_What you are asked to do_.
Search the listing below for the string "percentage" and show each line that contains it.

(Stored items)
»»
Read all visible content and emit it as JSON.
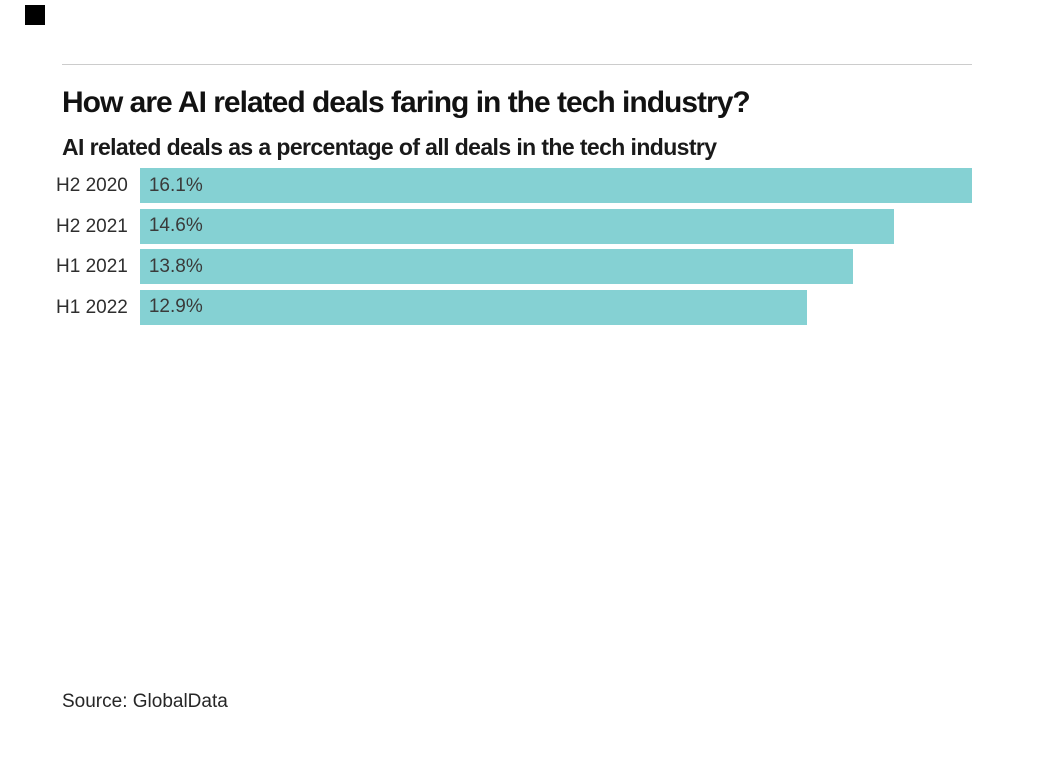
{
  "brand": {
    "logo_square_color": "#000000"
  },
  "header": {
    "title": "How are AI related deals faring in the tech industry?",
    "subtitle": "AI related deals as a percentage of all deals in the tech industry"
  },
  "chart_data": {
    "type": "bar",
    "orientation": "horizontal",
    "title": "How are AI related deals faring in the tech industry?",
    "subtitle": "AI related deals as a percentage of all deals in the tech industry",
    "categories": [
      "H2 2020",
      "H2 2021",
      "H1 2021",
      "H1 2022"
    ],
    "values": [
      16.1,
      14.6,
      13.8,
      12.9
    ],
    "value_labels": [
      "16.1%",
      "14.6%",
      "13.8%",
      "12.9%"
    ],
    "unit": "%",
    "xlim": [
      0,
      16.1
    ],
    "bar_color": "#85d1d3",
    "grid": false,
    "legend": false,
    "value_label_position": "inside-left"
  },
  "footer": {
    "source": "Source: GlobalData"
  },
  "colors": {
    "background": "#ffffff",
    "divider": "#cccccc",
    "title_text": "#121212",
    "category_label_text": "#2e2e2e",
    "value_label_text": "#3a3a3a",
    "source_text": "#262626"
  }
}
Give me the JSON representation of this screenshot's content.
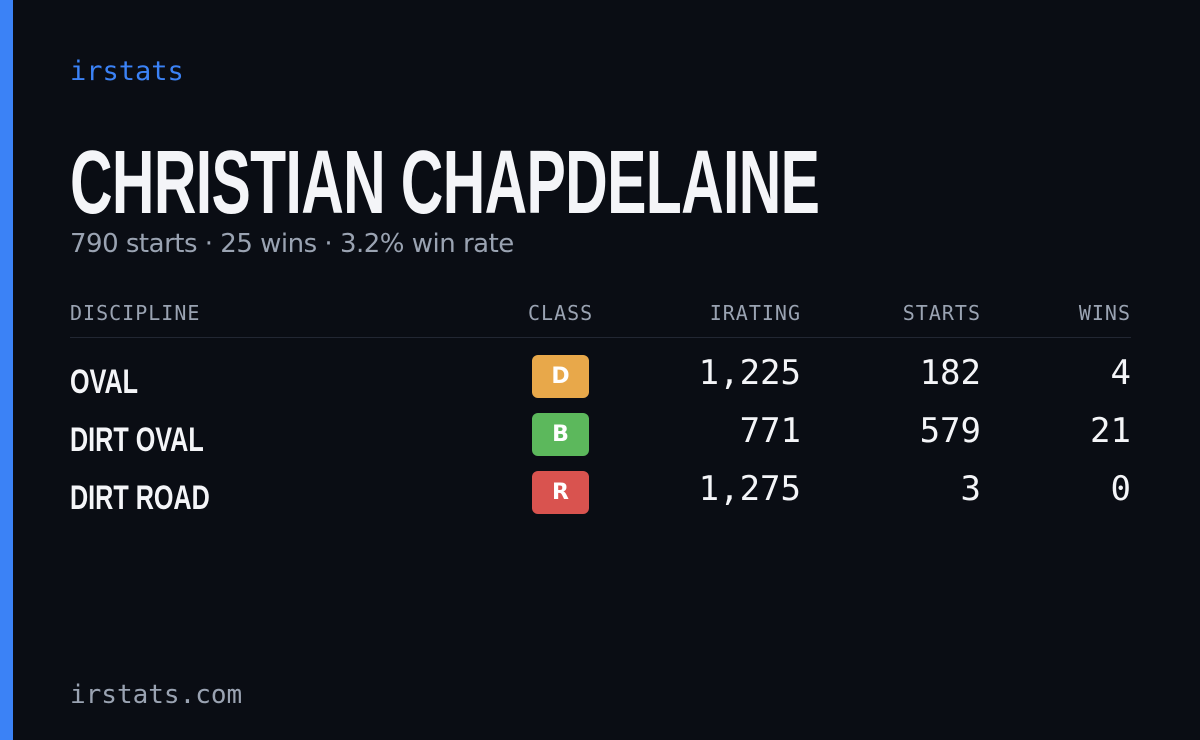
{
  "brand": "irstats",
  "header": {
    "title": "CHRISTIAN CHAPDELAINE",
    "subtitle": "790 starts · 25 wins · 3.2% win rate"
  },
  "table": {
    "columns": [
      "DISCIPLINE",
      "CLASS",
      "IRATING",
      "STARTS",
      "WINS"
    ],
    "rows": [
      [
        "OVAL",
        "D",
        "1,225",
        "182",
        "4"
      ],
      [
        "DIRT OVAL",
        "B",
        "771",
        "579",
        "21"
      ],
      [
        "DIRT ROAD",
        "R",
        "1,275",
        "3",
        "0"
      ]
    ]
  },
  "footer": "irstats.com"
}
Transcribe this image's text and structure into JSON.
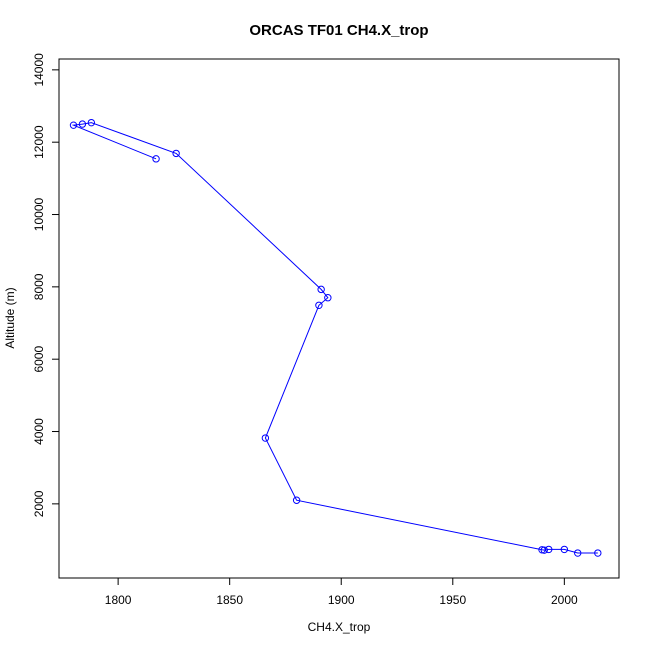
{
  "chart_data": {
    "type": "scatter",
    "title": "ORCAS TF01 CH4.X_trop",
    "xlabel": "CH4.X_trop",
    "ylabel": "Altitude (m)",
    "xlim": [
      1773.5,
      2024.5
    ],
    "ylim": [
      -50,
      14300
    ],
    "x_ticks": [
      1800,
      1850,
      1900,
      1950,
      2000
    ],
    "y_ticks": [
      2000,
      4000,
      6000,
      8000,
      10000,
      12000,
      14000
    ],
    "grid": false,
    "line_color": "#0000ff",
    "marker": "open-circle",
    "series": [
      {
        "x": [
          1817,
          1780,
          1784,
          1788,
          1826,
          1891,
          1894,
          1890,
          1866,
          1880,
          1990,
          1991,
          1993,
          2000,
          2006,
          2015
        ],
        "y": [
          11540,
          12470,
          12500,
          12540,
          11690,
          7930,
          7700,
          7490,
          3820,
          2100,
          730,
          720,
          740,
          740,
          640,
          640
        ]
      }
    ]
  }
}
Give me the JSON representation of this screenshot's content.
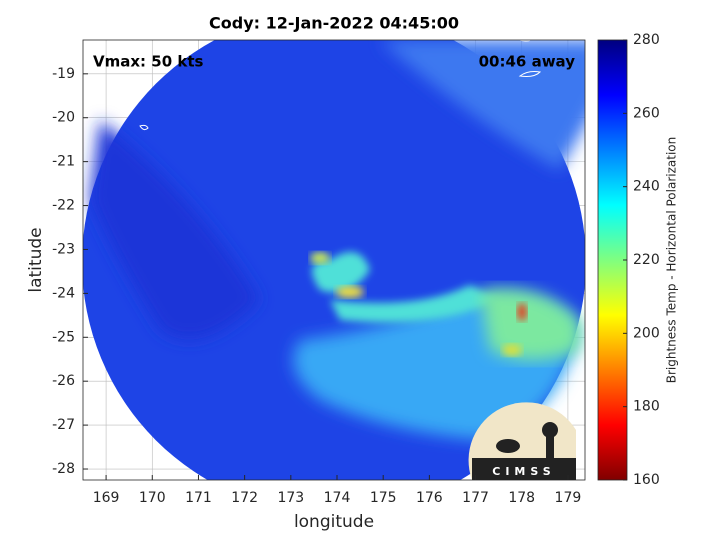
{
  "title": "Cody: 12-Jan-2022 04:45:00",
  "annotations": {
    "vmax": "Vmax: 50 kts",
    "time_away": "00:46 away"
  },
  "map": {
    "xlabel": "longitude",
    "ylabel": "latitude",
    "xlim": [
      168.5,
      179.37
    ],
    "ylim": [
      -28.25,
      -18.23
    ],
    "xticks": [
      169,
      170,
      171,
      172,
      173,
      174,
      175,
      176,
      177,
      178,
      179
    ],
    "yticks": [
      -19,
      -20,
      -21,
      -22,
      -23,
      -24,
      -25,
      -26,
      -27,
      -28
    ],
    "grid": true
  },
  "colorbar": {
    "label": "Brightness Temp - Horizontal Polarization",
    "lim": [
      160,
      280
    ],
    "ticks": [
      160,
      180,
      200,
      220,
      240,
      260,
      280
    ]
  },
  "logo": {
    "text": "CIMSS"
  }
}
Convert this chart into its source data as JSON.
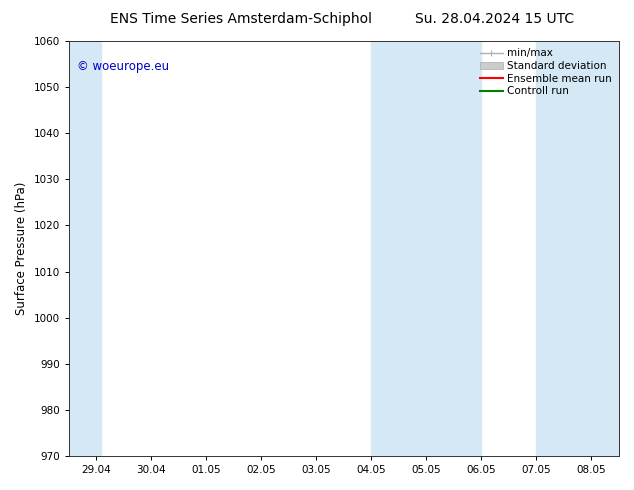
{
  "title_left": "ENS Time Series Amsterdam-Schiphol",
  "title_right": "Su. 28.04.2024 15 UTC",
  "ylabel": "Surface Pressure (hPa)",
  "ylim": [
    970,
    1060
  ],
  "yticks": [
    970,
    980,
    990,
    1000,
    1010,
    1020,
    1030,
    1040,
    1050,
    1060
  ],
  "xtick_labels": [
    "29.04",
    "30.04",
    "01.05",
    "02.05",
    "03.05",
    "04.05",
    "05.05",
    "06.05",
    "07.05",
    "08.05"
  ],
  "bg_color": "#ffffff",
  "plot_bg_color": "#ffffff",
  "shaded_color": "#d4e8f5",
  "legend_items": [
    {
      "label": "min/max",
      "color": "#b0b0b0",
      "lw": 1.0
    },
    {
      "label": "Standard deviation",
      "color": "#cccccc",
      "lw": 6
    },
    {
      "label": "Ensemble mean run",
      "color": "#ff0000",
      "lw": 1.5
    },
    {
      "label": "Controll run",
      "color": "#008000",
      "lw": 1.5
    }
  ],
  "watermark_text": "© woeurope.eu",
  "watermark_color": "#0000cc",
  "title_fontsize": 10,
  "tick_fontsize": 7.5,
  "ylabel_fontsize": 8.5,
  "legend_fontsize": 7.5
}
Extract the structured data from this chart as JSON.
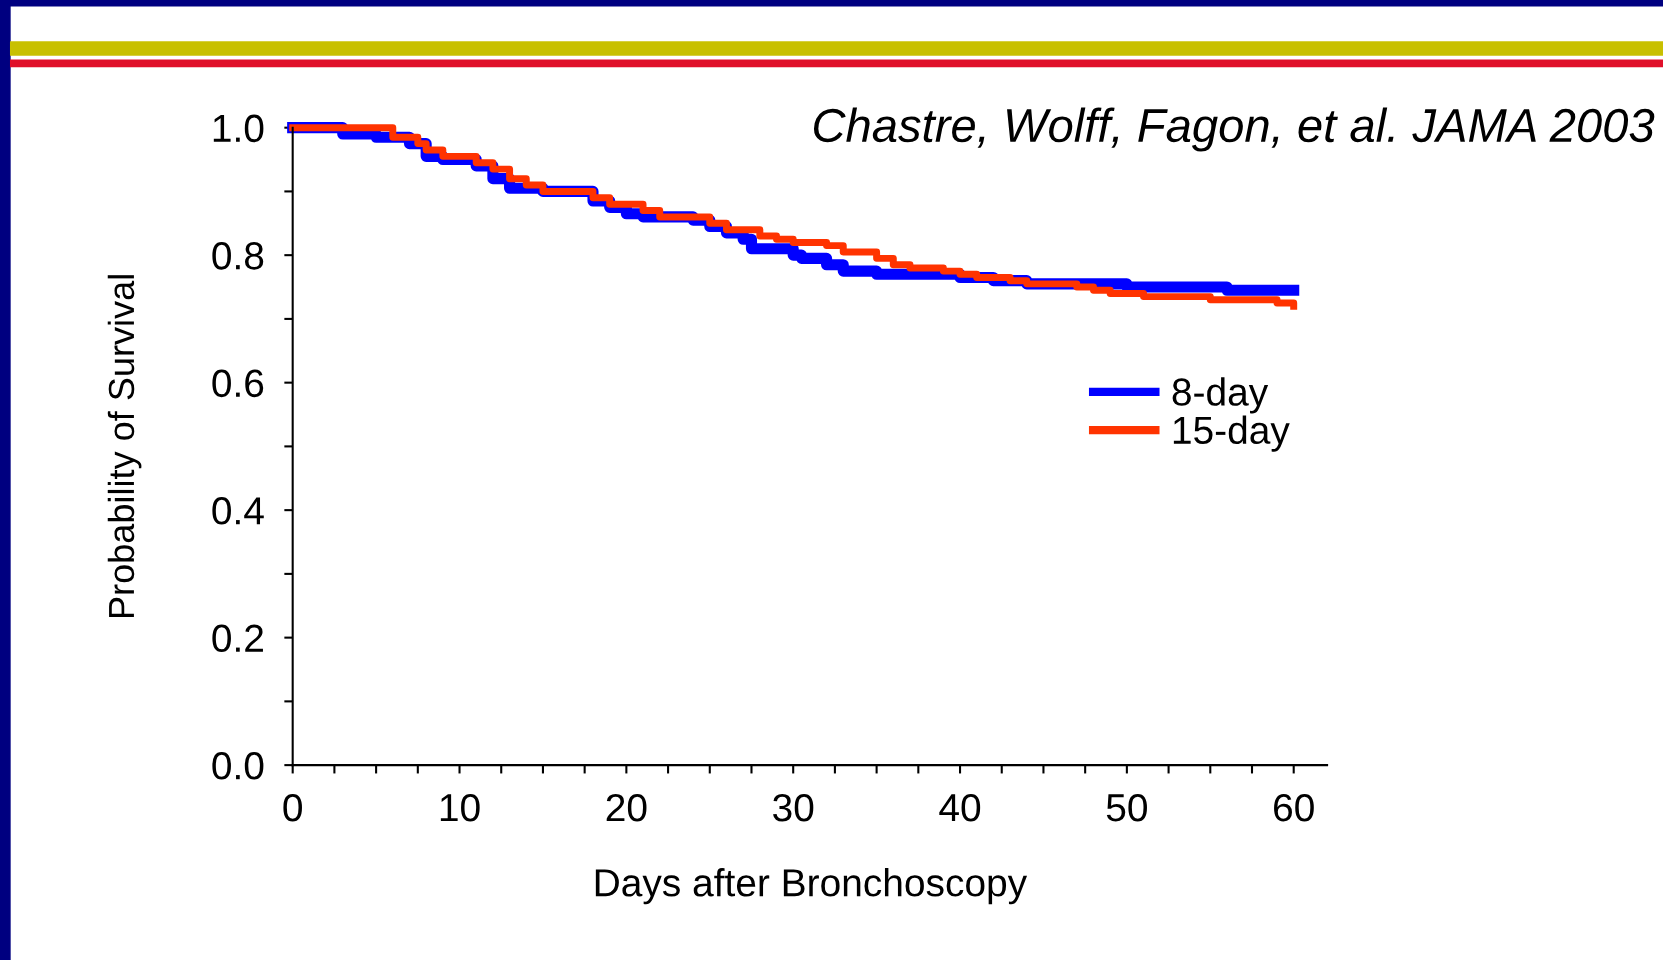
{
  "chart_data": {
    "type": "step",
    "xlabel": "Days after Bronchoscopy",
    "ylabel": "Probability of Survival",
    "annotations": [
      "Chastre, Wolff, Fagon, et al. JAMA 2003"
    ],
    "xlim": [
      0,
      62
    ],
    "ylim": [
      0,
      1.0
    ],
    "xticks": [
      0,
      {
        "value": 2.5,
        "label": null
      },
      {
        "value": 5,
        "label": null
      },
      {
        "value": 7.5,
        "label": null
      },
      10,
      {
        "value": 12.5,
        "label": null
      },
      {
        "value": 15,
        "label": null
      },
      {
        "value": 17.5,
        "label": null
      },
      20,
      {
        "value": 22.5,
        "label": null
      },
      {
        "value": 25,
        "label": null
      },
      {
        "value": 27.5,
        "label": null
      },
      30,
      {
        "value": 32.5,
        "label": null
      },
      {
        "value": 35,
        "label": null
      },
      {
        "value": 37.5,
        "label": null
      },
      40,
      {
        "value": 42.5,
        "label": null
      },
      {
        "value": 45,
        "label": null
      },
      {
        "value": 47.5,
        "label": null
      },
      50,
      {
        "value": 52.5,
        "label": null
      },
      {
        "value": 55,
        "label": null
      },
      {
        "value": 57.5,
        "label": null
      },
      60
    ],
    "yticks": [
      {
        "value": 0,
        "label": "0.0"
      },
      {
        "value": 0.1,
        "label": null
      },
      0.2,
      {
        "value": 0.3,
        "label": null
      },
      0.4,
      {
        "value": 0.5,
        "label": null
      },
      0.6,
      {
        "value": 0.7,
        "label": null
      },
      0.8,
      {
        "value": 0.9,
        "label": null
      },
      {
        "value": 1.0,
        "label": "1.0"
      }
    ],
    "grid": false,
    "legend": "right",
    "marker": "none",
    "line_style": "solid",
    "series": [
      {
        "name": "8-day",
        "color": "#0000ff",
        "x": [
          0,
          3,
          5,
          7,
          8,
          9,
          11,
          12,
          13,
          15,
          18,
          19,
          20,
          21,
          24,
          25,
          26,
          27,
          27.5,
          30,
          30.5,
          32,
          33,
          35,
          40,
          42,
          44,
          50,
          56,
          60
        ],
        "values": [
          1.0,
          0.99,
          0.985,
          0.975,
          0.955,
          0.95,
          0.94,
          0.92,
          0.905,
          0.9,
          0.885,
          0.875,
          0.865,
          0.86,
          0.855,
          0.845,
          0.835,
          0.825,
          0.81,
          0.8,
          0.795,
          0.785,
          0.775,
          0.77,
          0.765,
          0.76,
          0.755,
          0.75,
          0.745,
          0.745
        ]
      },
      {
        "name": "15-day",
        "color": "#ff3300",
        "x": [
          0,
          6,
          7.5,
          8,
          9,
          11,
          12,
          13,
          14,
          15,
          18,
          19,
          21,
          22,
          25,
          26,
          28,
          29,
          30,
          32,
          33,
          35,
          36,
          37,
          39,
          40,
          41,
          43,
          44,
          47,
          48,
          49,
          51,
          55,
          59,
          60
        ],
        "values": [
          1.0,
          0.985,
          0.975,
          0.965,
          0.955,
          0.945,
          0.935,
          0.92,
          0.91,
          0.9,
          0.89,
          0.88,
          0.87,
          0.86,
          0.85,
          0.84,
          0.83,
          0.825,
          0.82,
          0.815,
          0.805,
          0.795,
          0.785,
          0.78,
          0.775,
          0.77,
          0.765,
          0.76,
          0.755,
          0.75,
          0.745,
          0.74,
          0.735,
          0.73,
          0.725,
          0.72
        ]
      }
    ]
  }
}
««
_Solution_.
    "subtitle": "AI related deals as a percentage of all deals in the tech industry"
    "subtitle": "AI related deals as a percentage of all deals in the tech industry",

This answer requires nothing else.